======== Given records ========

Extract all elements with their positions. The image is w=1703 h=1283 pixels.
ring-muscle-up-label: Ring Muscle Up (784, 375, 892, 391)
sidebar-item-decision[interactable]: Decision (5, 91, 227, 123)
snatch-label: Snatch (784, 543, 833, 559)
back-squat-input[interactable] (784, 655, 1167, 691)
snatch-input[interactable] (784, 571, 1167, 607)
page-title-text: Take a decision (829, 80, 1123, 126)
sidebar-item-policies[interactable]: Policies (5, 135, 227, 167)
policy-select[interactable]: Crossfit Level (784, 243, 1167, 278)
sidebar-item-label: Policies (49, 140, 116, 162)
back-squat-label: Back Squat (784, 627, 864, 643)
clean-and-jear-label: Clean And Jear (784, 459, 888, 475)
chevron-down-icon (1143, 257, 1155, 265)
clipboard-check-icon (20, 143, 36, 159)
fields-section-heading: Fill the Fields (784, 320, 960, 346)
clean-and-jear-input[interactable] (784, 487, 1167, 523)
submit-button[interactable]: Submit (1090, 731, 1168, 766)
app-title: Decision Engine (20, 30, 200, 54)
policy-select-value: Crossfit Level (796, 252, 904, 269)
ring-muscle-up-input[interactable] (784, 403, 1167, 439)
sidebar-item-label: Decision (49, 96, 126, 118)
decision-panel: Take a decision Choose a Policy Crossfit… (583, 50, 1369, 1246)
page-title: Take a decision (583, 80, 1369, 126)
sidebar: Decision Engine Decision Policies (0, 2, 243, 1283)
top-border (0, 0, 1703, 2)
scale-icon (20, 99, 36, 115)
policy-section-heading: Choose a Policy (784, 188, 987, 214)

========

Description of the task =
Write out every line above exactly as it appears, keeping each one in its original order.

Result for this exercise =
Extract all elements with their positions. The image is w=1703 h=1283 pixels.
ring-muscle-up-label: Ring Muscle Up (784, 375, 892, 391)
sidebar-item-decision[interactable]: Decision (5, 91, 227, 123)
snatch-label: Snatch (784, 543, 833, 559)
back-squat-input[interactable] (784, 655, 1167, 691)
snatch-input[interactable] (784, 571, 1167, 607)
page-title-text: Take a decision (829, 80, 1123, 126)
sidebar-item-policies[interactable]: Policies (5, 135, 227, 167)
policy-select[interactable]: Crossfit Level (784, 243, 1167, 278)
sidebar-item-label: Policies (49, 140, 116, 162)
back-squat-label: Back Squat (784, 627, 864, 643)
clean-and-jear-label: Clean And Jear (784, 459, 888, 475)
chevron-down-icon (1143, 257, 1155, 265)
clipboard-check-icon (20, 143, 36, 159)
fields-section-heading: Fill the Fields (784, 320, 960, 346)
clean-and-jear-input[interactable] (784, 487, 1167, 523)
submit-button[interactable]: Submit (1090, 731, 1168, 766)
app-title: Decision Engine (20, 30, 200, 54)
policy-select-value: Crossfit Level (796, 252, 904, 269)
ring-muscle-up-input[interactable] (784, 403, 1167, 439)
sidebar-item-label: Decision (49, 96, 126, 118)
decision-panel: Take a decision Choose a Policy Crossfit… (583, 50, 1369, 1246)
page-title: Take a decision (583, 80, 1369, 126)
sidebar: Decision Engine Decision Policies (0, 2, 243, 1283)
top-border (0, 0, 1703, 2)
scale-icon (20, 99, 36, 115)
policy-section-heading: Choose a Policy (784, 188, 987, 214)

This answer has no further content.